## BEGIN Input data

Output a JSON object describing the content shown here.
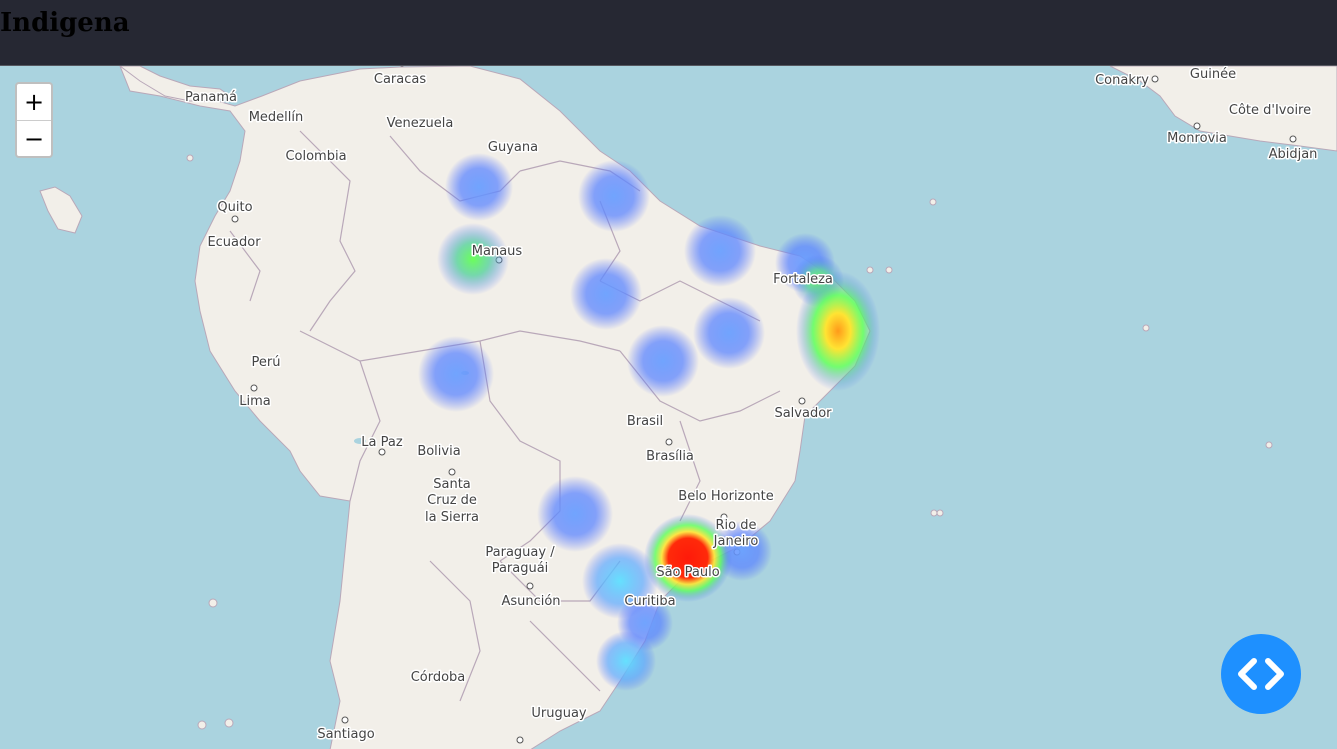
{
  "app": {
    "title": "Indigena"
  },
  "map": {
    "zoom_in_label": "+",
    "zoom_out_label": "−",
    "labels": {
      "caracas": "Caracas",
      "panama": "Panamá",
      "medellin": "Medellín",
      "venezuela": "Venezuela",
      "guyana": "Guyana",
      "colombia": "Colombia",
      "quito": "Quito",
      "ecuador": "Ecuador",
      "manaus": "Manaus",
      "fortaleza": "Fortaleza",
      "peru": "Perú",
      "lima": "Lima",
      "salvador": "Salvador",
      "brasil": "Brasil",
      "brasilia": "Brasília",
      "la_paz": "La Paz",
      "bolivia": "Bolivia",
      "santa_cruz_1": "Santa",
      "santa_cruz_2": "Cruz de",
      "santa_cruz_3": "la Sierra",
      "belo_horizonte": "Belo Horizonte",
      "rio_1": "Rio de",
      "rio_2": "Janeiro",
      "sao_paulo": "São Paulo",
      "paraguay_1": "Paraguay /",
      "paraguay_2": "Paraguái",
      "asuncion": "Asunción",
      "curitiba": "Curitiba",
      "cordoba": "Córdoba",
      "uruguay": "Uruguay",
      "santiago": "Santiago",
      "conakry": "Conakry",
      "guinee": "Guinée",
      "cote_divoire": "Côte d'Ivoire",
      "monrovia": "Monrovia",
      "abidjan": "Abidjan"
    },
    "heat_colors": {
      "low": "#5b8cff",
      "mid": "#4cff6a",
      "high": "#ffe433",
      "peak": "#ff1a0a"
    }
  },
  "code_button": {
    "icon": "code-icon"
  }
}
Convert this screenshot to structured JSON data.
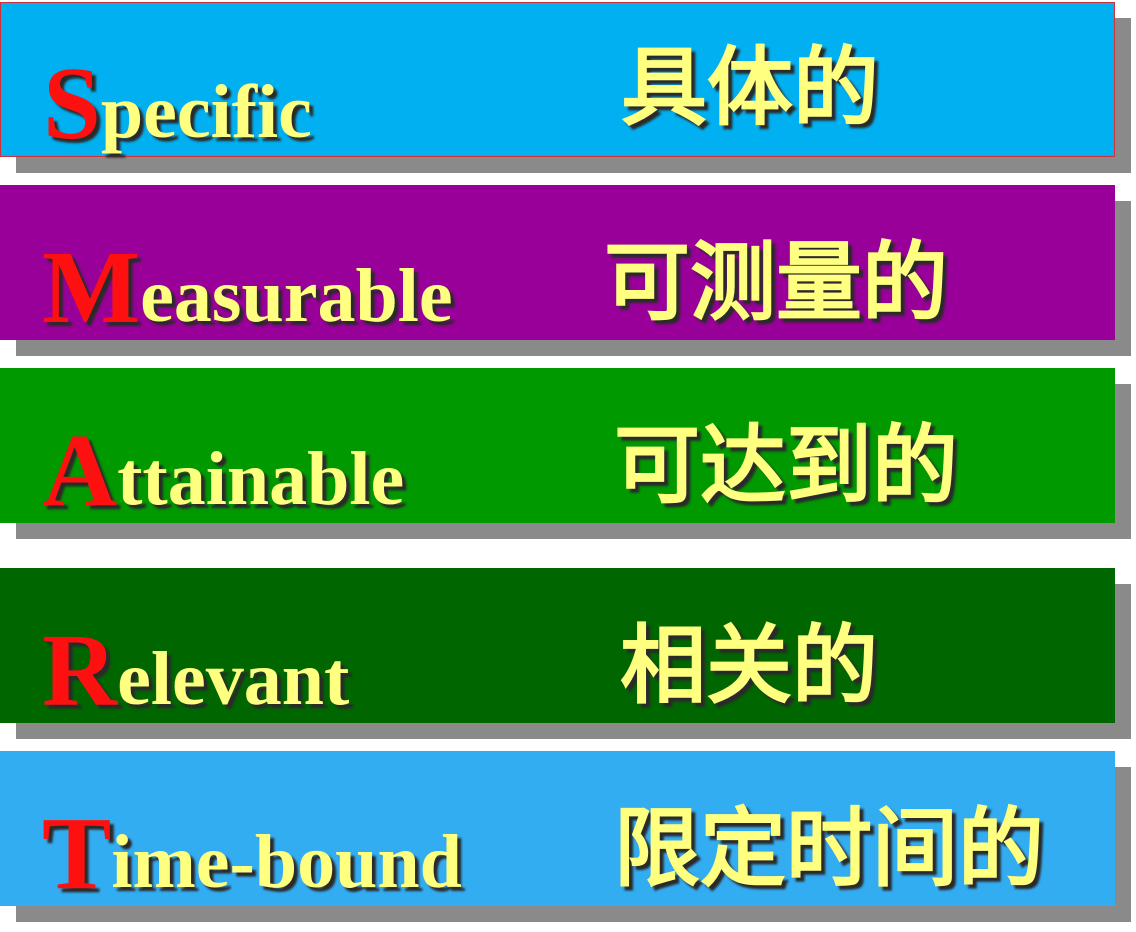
{
  "items": [
    {
      "initial": "S",
      "rest": " pecific",
      "chinese": "具体的",
      "color": "#00b0f0"
    },
    {
      "initial": "M",
      "rest": "easurable",
      "chinese": "可测量的",
      "color": "#990099"
    },
    {
      "initial": "A",
      "rest": " ttainable",
      "chinese": "可达到的",
      "color": "#009900"
    },
    {
      "initial": "R",
      "rest": " elevant",
      "chinese": "相关的",
      "color": "#006600"
    },
    {
      "initial": "T",
      "rest": " ime-bound",
      "chinese": "限定时间的",
      "color": "#33adf2"
    }
  ]
}
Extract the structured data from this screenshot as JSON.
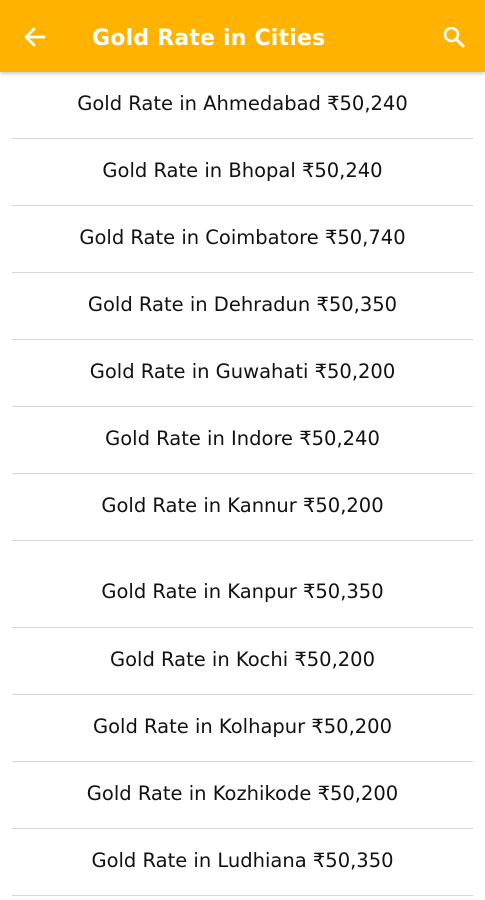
{
  "header": {
    "title": "Gold Rate in Cities",
    "back_icon": "arrow-left-icon",
    "search_icon": "search-icon",
    "background_color": "#ffb300"
  },
  "cities": [
    {
      "label": "Gold Rate in Ahmedabad ₹50,240"
    },
    {
      "label": "Gold Rate in Bhopal ₹50,240"
    },
    {
      "label": "Gold Rate in Coimbatore ₹50,740"
    },
    {
      "label": "Gold Rate in Dehradun ₹50,350"
    },
    {
      "label": "Gold Rate in Guwahati ₹50,200"
    },
    {
      "label": "Gold Rate in Indore ₹50,240"
    },
    {
      "label": "Gold Rate in Kannur ₹50,200"
    },
    {
      "label": "Gold Rate in Kanpur ₹50,350"
    },
    {
      "label": "Gold Rate in Kochi ₹50,200"
    },
    {
      "label": "Gold Rate in Kolhapur ₹50,200"
    },
    {
      "label": "Gold Rate in Kozhikode ₹50,200"
    },
    {
      "label": "Gold Rate in Ludhiana ₹50,350"
    }
  ]
}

## END Input data

§ **Request**
Restate the records above in full, word for word. Keep pictures out.

§ **Task result**
Output a JSON object describing the content shown here.
{
  "app": {
    "title": "Indigena"
  },
  "map": {
    "zoom_in_label": "+",
    "zoom_out_label": "−",
    "labels": {
      "caracas": "Caracas",
      "panama": "Panamá",
      "medellin": "Medellín",
      "venezuela": "Venezuela",
      "guyana": "Guyana",
      "colombia": "Colombia",
      "quito": "Quito",
      "ecuador": "Ecuador",
      "manaus": "Manaus",
      "fortaleza": "Fortaleza",
      "peru": "Perú",
      "lima": "Lima",
      "salvador": "Salvador",
      "brasil": "Brasil",
      "brasilia": "Brasília",
      "la_paz": "La Paz",
      "bolivia": "Bolivia",
      "santa_cruz_1": "Santa",
      "santa_cruz_2": "Cruz de",
      "santa_cruz_3": "la Sierra",
      "belo_horizonte": "Belo Horizonte",
      "rio_1": "Rio de",
      "rio_2": "Janeiro",
      "sao_paulo": "São Paulo",
      "paraguay_1": "Paraguay /",
      "paraguay_2": "Paraguái",
      "asuncion": "Asunción",
      "curitiba": "Curitiba",
      "cordoba": "Córdoba",
      "uruguay": "Uruguay",
      "santiago": "Santiago",
      "conakry": "Conakry",
      "guinee": "Guinée",
      "cote_divoire": "Côte d'Ivoire",
      "monrovia": "Monrovia",
      "abidjan": "Abidjan"
    },
    "heat_colors": {
      "low": "#5b8cff",
      "mid": "#4cff6a",
      "high": "#ffe433",
      "peak": "#ff1a0a"
    }
  },
  "code_button": {
    "icon": "code-icon"
  }
}
Convert this screenshot to structured JSON data.
{
  "items": [
    {
      "initial": "S",
      "rest": " pecific",
      "chinese": "具体的",
      "color": "#00b0f0"
    },
    {
      "initial": "M",
      "rest": "easurable",
      "chinese": "可测量的",
      "color": "#990099"
    },
    {
      "initial": "A",
      "rest": " ttainable",
      "chinese": "可达到的",
      "color": "#009900"
    },
    {
      "initial": "R",
      "rest": " elevant",
      "chinese": "相关的",
      "color": "#006600"
    },
    {
      "initial": "T",
      "rest": " ime-bound",
      "chinese": "限定时间的",
      "color": "#33adf2"
    }
  ]
}
Extract the structured data from this screenshot as JSON.
{
  "header": {
    "title": "Gold Rate in Cities",
    "back_icon": "arrow-left-icon",
    "search_icon": "search-icon",
    "background_color": "#ffb300"
  },
  "cities": [
    {
      "label": "Gold Rate in Ahmedabad ₹50,240"
    },
    {
      "label": "Gold Rate in Bhopal ₹50,240"
    },
    {
      "label": "Gold Rate in Coimbatore ₹50,740"
    },
    {
      "label": "Gold Rate in Dehradun ₹50,350"
    },
    {
      "label": "Gold Rate in Guwahati ₹50,200"
    },
    {
      "label": "Gold Rate in Indore ₹50,240"
    },
    {
      "label": "Gold Rate in Kannur ₹50,200"
    },
    {
      "label": "Gold Rate in Kanpur ₹50,350"
    },
    {
      "label": "Gold Rate in Kochi ₹50,200"
    },
    {
      "label": "Gold Rate in Kolhapur ₹50,200"
    },
    {
      "label": "Gold Rate in Kozhikode ₹50,200"
    },
    {
      "label": "Gold Rate in Ludhiana ₹50,350"
    }
  ]
}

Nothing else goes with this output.